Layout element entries
▼

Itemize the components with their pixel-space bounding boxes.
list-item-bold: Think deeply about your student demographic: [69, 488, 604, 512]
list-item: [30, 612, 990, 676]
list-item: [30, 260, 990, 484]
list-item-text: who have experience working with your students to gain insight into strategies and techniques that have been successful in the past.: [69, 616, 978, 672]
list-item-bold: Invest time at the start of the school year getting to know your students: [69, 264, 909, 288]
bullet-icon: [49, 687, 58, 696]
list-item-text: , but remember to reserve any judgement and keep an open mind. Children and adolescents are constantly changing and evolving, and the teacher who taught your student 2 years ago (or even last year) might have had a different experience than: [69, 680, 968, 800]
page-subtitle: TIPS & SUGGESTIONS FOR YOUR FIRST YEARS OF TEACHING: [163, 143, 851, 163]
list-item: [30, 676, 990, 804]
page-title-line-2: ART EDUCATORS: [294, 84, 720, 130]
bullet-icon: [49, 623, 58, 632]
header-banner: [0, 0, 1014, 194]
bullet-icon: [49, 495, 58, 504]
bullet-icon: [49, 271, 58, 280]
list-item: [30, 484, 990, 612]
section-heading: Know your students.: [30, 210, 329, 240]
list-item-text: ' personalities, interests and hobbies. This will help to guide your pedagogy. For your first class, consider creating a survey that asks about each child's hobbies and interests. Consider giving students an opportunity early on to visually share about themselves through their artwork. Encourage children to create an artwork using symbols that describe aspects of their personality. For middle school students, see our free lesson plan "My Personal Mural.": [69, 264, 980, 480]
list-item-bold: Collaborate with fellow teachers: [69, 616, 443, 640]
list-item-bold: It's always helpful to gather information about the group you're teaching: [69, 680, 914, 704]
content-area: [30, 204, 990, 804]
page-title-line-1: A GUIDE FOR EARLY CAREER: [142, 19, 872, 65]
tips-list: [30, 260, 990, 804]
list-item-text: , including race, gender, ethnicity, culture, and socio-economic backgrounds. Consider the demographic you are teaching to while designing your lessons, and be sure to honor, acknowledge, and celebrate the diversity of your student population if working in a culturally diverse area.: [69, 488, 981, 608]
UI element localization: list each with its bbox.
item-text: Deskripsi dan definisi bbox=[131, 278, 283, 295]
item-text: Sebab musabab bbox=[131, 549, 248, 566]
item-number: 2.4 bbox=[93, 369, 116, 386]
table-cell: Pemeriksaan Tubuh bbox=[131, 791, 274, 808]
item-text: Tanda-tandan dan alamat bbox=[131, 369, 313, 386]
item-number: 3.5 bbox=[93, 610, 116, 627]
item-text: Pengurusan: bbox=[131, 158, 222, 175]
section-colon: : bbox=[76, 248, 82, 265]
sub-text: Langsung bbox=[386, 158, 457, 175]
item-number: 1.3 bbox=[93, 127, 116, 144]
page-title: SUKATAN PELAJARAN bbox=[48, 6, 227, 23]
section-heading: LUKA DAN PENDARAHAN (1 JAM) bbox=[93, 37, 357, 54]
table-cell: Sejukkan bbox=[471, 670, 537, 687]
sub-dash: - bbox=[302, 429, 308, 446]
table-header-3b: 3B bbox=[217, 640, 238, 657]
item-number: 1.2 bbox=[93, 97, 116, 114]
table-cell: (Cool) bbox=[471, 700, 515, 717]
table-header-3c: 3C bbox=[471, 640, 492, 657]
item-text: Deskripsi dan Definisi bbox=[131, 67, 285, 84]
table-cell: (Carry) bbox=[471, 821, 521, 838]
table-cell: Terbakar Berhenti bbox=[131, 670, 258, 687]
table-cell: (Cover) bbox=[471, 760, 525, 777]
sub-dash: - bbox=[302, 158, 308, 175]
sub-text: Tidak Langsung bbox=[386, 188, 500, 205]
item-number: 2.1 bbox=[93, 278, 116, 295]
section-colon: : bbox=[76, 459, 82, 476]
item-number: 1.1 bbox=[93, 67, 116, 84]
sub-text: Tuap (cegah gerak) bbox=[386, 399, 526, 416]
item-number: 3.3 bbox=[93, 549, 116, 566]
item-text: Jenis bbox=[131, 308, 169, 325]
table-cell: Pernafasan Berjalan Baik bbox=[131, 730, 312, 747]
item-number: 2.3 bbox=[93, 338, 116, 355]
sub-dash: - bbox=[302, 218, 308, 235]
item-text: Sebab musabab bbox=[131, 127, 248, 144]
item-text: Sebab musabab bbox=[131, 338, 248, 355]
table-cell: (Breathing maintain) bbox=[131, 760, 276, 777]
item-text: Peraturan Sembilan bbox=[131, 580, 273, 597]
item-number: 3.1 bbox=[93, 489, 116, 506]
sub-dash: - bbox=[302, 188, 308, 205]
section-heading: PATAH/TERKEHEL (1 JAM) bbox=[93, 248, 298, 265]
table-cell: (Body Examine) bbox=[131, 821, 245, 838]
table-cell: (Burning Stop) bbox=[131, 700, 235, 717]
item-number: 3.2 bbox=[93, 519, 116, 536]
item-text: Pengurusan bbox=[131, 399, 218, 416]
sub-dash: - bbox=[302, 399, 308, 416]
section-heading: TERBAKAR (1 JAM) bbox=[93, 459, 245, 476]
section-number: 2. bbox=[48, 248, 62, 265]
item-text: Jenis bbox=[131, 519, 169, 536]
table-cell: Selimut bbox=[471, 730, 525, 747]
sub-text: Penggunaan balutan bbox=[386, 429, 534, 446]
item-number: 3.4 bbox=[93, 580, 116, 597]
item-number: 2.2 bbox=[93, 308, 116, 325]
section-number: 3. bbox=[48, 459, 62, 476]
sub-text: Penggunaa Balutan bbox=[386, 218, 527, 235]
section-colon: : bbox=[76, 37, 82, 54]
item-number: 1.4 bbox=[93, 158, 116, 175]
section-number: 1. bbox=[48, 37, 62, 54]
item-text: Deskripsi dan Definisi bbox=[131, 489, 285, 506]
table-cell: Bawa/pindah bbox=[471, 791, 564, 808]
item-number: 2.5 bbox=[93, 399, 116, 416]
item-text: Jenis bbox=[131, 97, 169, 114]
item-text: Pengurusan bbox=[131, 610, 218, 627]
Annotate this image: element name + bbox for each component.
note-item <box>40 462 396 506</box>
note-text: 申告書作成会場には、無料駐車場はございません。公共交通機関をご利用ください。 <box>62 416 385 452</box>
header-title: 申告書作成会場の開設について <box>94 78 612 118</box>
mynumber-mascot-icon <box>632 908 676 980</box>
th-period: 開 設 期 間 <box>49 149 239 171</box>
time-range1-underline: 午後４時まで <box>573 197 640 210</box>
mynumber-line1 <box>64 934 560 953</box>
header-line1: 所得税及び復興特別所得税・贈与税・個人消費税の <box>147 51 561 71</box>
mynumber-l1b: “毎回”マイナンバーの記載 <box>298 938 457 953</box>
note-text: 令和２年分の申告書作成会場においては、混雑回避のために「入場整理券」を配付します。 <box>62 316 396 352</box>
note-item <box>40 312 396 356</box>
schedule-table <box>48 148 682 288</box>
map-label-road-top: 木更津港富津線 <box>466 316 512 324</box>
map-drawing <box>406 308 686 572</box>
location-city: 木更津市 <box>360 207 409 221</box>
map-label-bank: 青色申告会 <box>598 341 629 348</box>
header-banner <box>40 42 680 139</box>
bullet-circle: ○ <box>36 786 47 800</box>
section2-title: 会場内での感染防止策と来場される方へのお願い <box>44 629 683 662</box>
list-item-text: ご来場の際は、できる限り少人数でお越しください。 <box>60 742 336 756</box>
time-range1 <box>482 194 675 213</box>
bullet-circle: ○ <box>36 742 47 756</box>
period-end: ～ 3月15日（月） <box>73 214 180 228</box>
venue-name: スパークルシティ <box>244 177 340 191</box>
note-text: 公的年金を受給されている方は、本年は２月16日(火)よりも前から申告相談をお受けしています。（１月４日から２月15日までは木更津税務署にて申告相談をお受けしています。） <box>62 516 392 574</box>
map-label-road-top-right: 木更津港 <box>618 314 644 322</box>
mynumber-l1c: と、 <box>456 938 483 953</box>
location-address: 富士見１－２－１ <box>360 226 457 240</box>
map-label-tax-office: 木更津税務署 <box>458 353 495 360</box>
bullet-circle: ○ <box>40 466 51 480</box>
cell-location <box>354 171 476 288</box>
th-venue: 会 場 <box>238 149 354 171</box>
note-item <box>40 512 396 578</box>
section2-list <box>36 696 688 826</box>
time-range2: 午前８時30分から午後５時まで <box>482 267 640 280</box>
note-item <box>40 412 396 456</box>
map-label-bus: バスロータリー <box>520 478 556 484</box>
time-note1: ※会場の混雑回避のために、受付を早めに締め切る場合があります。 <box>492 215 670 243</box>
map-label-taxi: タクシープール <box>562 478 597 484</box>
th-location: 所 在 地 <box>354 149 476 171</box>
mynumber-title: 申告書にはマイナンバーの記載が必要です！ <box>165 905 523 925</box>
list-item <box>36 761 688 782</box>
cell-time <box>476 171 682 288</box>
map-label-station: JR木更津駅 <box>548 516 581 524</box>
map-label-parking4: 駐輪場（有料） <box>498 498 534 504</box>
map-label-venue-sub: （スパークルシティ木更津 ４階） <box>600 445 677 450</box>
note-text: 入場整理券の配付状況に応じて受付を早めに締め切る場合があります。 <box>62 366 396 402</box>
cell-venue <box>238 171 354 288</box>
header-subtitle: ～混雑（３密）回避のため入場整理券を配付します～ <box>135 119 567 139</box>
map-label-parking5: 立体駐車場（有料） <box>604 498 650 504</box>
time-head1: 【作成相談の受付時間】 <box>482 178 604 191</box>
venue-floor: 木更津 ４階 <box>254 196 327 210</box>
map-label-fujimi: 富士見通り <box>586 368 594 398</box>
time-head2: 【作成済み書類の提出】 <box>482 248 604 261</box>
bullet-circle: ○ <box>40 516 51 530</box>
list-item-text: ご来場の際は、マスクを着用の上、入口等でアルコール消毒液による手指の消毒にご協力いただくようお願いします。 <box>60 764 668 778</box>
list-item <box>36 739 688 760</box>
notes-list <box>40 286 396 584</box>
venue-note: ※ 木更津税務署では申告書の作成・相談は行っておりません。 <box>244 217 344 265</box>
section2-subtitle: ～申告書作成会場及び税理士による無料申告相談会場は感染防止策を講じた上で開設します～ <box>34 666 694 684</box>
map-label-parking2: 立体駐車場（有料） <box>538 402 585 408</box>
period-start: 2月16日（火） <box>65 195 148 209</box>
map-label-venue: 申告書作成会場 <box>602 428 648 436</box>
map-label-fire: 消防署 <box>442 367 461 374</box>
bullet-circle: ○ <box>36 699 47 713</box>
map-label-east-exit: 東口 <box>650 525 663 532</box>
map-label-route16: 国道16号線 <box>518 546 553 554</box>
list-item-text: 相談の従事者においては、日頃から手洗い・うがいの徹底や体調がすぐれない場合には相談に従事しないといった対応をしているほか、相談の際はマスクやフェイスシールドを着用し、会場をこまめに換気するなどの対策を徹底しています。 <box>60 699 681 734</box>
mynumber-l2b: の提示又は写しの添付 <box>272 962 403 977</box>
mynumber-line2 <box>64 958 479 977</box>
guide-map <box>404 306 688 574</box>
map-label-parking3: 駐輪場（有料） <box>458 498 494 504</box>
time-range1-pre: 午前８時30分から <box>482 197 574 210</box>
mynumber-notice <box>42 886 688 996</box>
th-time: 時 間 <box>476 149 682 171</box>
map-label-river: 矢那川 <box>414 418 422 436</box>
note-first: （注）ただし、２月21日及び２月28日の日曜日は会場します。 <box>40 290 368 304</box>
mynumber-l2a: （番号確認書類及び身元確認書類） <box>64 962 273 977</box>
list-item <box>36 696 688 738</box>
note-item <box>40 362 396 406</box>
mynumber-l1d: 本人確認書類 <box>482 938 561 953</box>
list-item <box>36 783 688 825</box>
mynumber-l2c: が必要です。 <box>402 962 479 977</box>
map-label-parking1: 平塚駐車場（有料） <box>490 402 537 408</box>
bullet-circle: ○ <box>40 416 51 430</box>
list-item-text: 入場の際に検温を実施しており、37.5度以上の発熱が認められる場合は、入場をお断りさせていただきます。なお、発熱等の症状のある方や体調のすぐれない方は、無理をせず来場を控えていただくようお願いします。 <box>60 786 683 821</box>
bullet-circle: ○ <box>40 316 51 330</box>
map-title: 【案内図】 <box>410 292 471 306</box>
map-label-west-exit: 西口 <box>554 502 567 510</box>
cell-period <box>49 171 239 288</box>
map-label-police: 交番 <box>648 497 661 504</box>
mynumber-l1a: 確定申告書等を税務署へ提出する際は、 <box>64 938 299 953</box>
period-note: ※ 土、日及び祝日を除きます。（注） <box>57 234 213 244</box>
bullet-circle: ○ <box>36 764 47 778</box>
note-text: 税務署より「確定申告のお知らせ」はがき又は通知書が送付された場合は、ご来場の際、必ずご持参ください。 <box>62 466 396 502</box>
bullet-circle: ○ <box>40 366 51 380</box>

▲

#### [Given instruction]
Pick out every row above that contains the string "circle", and copy each one in full.

#### [Written reply]
bullet-circle: ○ <box>36 786 47 800</box>
bullet-circle: ○ <box>36 742 47 756</box>
bullet-circle: ○ <box>40 466 51 480</box>
bullet-circle: ○ <box>40 516 51 530</box>
bullet-circle: ○ <box>36 699 47 713</box>
bullet-circle: ○ <box>40 416 51 430</box>
bullet-circle: ○ <box>40 316 51 330</box>
bullet-circle: ○ <box>36 764 47 778</box>
bullet-circle: ○ <box>40 366 51 380</box>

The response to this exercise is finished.